- Stated task -
Please pull out every line that includes the string "messages".

━━━━━ Supplied information

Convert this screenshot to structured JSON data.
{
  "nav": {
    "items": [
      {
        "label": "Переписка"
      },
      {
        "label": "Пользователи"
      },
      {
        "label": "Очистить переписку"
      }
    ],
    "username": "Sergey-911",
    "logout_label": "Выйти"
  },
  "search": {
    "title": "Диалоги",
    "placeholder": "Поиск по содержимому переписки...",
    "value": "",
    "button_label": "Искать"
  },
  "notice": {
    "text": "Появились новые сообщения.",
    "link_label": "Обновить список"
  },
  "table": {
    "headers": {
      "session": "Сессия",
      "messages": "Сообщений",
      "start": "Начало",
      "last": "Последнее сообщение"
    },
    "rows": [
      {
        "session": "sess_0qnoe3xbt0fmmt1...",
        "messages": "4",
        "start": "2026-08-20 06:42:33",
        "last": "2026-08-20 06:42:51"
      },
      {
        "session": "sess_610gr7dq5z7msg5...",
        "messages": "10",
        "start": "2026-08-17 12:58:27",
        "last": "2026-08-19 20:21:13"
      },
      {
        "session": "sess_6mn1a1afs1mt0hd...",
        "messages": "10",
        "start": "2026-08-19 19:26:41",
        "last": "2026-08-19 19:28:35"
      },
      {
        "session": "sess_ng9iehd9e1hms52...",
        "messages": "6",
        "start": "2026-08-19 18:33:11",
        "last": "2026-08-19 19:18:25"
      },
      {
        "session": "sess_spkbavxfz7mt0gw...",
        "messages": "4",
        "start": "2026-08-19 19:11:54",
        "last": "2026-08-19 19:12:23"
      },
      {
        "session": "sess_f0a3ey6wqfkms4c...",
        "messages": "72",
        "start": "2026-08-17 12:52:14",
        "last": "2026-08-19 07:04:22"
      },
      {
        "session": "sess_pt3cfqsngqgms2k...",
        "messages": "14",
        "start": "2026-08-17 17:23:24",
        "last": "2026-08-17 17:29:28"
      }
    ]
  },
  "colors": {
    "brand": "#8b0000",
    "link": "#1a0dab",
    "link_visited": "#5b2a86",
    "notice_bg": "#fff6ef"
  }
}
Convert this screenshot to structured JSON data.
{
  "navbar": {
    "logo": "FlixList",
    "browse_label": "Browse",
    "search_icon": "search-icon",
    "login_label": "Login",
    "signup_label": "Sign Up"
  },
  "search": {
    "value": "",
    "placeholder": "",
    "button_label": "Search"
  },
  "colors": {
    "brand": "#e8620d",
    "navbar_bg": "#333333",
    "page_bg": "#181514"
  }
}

━━━━━━━━━━

- The output -
      "messages": "Сообщений",
        "messages": "4",
        "messages": "10",
        "messages": "10",
        "messages": "6",
        "messages": "4",
        "messages": "72",
        "messages": "14",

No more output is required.